### TASK DIRECTIONS
Extract the lines that hold the string "xlabel".

### PROVIDED RECORDS
-*-*-

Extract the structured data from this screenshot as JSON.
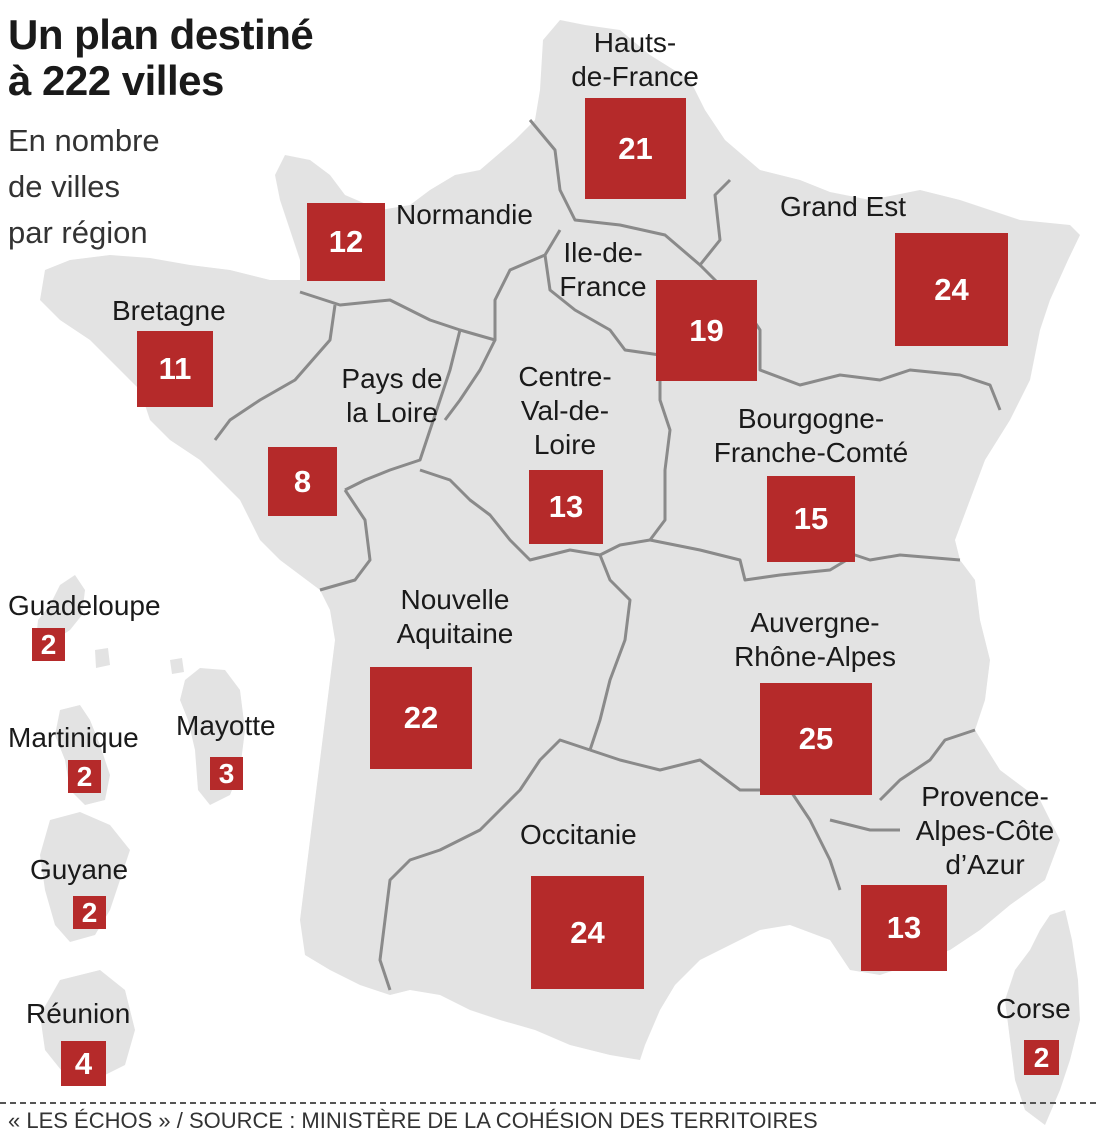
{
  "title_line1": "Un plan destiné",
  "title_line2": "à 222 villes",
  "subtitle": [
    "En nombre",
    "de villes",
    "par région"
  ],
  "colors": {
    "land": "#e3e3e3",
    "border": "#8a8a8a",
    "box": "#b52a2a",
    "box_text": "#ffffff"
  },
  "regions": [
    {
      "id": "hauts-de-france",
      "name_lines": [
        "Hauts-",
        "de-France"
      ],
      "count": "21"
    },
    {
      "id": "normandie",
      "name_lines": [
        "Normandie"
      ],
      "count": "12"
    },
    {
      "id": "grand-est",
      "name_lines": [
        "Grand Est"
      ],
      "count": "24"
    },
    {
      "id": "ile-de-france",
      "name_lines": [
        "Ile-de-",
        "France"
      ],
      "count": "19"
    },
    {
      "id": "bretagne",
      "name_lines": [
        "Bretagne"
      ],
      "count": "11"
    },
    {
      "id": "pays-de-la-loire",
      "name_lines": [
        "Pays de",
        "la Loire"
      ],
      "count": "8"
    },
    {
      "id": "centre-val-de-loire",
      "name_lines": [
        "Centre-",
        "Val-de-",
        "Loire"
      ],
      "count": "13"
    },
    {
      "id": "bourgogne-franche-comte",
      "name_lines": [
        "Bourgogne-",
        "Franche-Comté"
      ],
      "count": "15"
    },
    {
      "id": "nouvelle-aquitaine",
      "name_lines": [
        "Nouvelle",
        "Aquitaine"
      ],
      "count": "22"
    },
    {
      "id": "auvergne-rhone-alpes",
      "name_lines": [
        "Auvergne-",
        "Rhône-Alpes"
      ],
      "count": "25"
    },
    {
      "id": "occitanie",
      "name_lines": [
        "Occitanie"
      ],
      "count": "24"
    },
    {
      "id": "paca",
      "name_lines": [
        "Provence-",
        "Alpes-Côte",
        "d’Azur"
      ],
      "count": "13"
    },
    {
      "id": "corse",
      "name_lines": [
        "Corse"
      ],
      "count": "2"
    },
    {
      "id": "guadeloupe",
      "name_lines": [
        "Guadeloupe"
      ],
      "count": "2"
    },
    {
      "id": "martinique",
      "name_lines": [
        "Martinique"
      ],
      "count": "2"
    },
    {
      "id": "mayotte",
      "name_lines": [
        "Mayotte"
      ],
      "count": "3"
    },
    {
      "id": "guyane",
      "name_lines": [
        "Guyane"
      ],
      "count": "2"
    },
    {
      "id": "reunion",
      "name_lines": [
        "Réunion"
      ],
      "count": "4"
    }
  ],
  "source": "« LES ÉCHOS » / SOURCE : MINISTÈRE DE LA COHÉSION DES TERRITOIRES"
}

-*-*-

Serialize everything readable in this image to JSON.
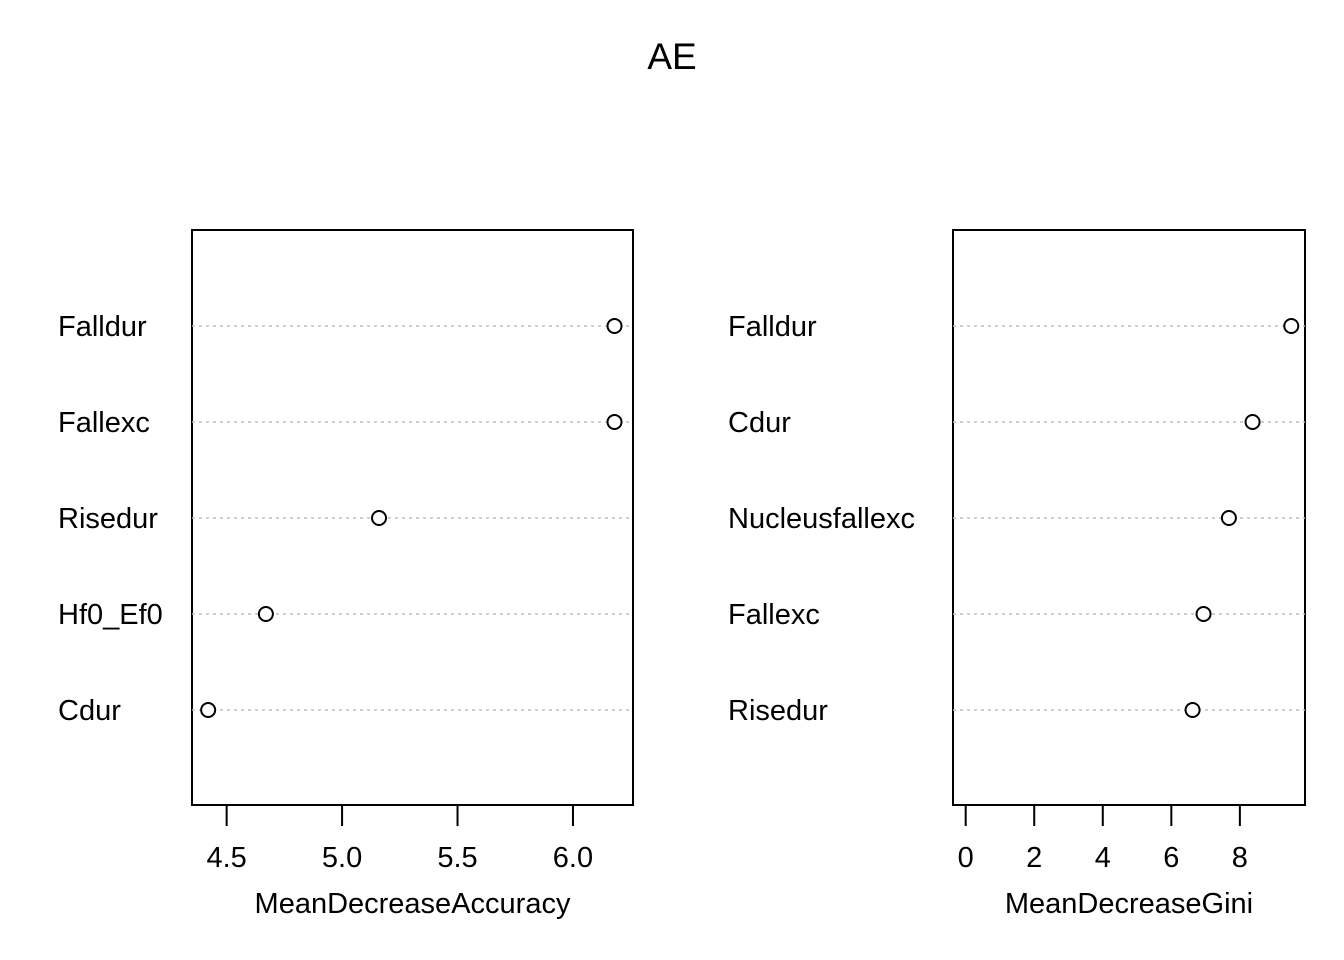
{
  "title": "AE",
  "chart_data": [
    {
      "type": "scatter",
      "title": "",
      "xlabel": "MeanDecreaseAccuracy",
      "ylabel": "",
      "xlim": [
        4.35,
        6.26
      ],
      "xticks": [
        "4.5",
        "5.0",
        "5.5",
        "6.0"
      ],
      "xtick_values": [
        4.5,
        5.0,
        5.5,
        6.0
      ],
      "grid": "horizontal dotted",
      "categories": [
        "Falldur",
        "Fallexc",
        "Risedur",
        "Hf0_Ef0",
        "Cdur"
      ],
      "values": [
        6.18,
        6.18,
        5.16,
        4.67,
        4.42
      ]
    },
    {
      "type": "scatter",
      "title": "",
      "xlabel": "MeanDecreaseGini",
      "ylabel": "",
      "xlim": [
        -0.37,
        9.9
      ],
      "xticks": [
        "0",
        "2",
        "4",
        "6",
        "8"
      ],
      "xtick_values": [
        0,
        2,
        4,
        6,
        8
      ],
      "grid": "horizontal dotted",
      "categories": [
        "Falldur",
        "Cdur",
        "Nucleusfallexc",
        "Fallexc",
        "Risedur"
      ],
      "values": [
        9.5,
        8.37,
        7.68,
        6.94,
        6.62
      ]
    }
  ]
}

-*-*-

### ANSWER TO THIS TASK
      "xlabel": "MeanDecreaseAccuracy",
      "xlabel": "MeanDecreaseGini",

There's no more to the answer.